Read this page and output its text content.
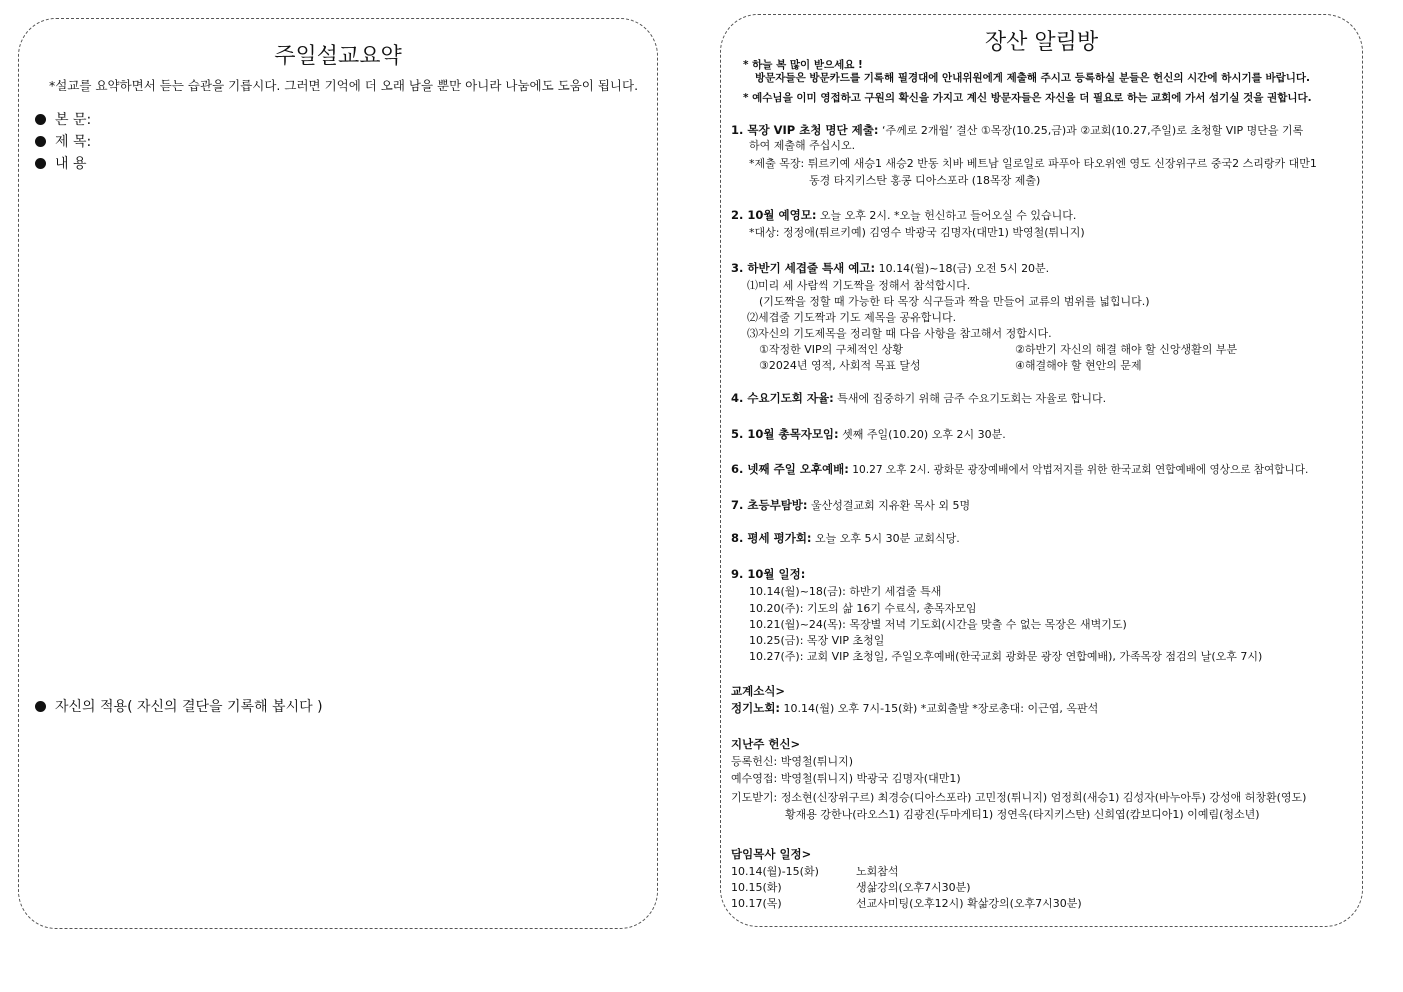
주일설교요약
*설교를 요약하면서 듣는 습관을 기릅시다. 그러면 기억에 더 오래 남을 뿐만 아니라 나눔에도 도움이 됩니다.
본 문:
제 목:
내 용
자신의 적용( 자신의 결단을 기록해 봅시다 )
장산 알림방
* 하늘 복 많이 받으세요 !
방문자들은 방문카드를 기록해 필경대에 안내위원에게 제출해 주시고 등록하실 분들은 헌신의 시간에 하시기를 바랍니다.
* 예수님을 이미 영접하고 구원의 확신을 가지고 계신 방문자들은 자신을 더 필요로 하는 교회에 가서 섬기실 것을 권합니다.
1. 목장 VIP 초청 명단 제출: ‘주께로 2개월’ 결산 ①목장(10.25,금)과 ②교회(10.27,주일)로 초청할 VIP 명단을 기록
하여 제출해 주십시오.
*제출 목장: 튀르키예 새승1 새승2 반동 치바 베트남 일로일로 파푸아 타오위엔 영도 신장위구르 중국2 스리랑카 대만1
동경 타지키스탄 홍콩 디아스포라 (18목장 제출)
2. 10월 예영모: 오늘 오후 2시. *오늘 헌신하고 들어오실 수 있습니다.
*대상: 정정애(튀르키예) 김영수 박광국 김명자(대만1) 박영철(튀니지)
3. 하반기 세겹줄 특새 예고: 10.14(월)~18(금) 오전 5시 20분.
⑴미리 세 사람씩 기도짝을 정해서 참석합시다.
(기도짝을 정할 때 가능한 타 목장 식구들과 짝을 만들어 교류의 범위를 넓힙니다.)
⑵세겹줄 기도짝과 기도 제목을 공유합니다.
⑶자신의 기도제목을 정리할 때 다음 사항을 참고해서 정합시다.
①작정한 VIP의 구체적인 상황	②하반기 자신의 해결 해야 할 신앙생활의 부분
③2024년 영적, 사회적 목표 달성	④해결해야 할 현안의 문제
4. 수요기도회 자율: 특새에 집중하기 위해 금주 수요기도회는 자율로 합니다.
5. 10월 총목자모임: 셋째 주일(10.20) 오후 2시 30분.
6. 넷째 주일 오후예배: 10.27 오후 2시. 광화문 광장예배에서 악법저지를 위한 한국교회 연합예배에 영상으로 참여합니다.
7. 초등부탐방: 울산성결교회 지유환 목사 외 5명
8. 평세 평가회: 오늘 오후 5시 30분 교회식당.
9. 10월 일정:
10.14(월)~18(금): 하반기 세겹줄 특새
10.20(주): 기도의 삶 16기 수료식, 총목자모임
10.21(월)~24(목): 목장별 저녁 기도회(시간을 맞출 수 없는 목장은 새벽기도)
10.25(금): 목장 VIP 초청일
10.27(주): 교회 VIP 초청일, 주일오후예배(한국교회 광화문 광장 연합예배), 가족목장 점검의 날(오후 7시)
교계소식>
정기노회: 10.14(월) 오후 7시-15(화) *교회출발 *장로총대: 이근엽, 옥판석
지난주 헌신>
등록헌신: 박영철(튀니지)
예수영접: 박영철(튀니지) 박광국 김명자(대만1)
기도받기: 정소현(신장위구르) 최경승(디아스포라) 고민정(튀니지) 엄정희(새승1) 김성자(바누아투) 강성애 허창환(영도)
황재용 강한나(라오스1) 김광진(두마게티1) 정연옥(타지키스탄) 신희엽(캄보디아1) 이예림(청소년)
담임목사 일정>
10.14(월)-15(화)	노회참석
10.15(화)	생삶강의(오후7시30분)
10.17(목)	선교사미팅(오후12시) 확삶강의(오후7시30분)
____
_What is required_
Every line above should be repeated exactly; pictures stay out of the copy.

_Expected answer_
Read this page and output its text content.
주일설교요약
*설교를 요약하면서 듣는 습관을 기릅시다. 그러면 기억에 더 오래 남을 뿐만 아니라 나눔에도 도움이 됩니다.
본 문:
제 목:
내 용
자신의 적용( 자신의 결단을 기록해 봅시다 )
장산 알림방
* 하늘 복 많이 받으세요 !
방문자들은 방문카드를 기록해 필경대에 안내위원에게 제출해 주시고 등록하실 분들은 헌신의 시간에 하시기를 바랍니다.
* 예수님을 이미 영접하고 구원의 확신을 가지고 계신 방문자들은 자신을 더 필요로 하는 교회에 가서 섬기실 것을 권합니다.
1. 목장 VIP 초청 명단 제출: ‘주께로 2개월’ 결산 ①목장(10.25,금)과 ②교회(10.27,주일)로 초청할 VIP 명단을 기록
하여 제출해 주십시오.
*제출 목장: 튀르키예 새승1 새승2 반동 치바 베트남 일로일로 파푸아 타오위엔 영도 신장위구르 중국2 스리랑카 대만1
동경 타지키스탄 홍콩 디아스포라 (18목장 제출)
2. 10월 예영모: 오늘 오후 2시. *오늘 헌신하고 들어오실 수 있습니다.
*대상: 정정애(튀르키예) 김영수 박광국 김명자(대만1) 박영철(튀니지)
3. 하반기 세겹줄 특새 예고: 10.14(월)~18(금) 오전 5시 20분.
⑴미리 세 사람씩 기도짝을 정해서 참석합시다.
(기도짝을 정할 때 가능한 타 목장 식구들과 짝을 만들어 교류의 범위를 넓힙니다.)
⑵세겹줄 기도짝과 기도 제목을 공유합니다.
⑶자신의 기도제목을 정리할 때 다음 사항을 참고해서 정합시다.
①작정한 VIP의 구체적인 상황	②하반기 자신의 해결 해야 할 신앙생활의 부분
③2024년 영적, 사회적 목표 달성	④해결해야 할 현안의 문제
4. 수요기도회 자율: 특새에 집중하기 위해 금주 수요기도회는 자율로 합니다.
5. 10월 총목자모임: 셋째 주일(10.20) 오후 2시 30분.
6. 넷째 주일 오후예배: 10.27 오후 2시. 광화문 광장예배에서 악법저지를 위한 한국교회 연합예배에 영상으로 참여합니다.
7. 초등부탐방: 울산성결교회 지유환 목사 외 5명
8. 평세 평가회: 오늘 오후 5시 30분 교회식당.
9. 10월 일정:
10.14(월)~18(금): 하반기 세겹줄 특새
10.20(주): 기도의 삶 16기 수료식, 총목자모임
10.21(월)~24(목): 목장별 저녁 기도회(시간을 맞출 수 없는 목장은 새벽기도)
10.25(금): 목장 VIP 초청일
10.27(주): 교회 VIP 초청일, 주일오후예배(한국교회 광화문 광장 연합예배), 가족목장 점검의 날(오후 7시)
교계소식>
정기노회: 10.14(월) 오후 7시-15(화) *교회출발 *장로총대: 이근엽, 옥판석
지난주 헌신>
등록헌신: 박영철(튀니지)
예수영접: 박영철(튀니지) 박광국 김명자(대만1)
기도받기: 정소현(신장위구르) 최경승(디아스포라) 고민정(튀니지) 엄정희(새승1) 김성자(바누아투) 강성애 허창환(영도)
황재용 강한나(라오스1) 김광진(두마게티1) 정연옥(타지키스탄) 신희엽(캄보디아1) 이예림(청소년)
담임목사 일정>
10.14(월)-15(화)	노회참석
10.15(화)	생삶강의(오후7시30분)
10.17(목)	선교사미팅(오후12시) 확삶강의(오후7시30분)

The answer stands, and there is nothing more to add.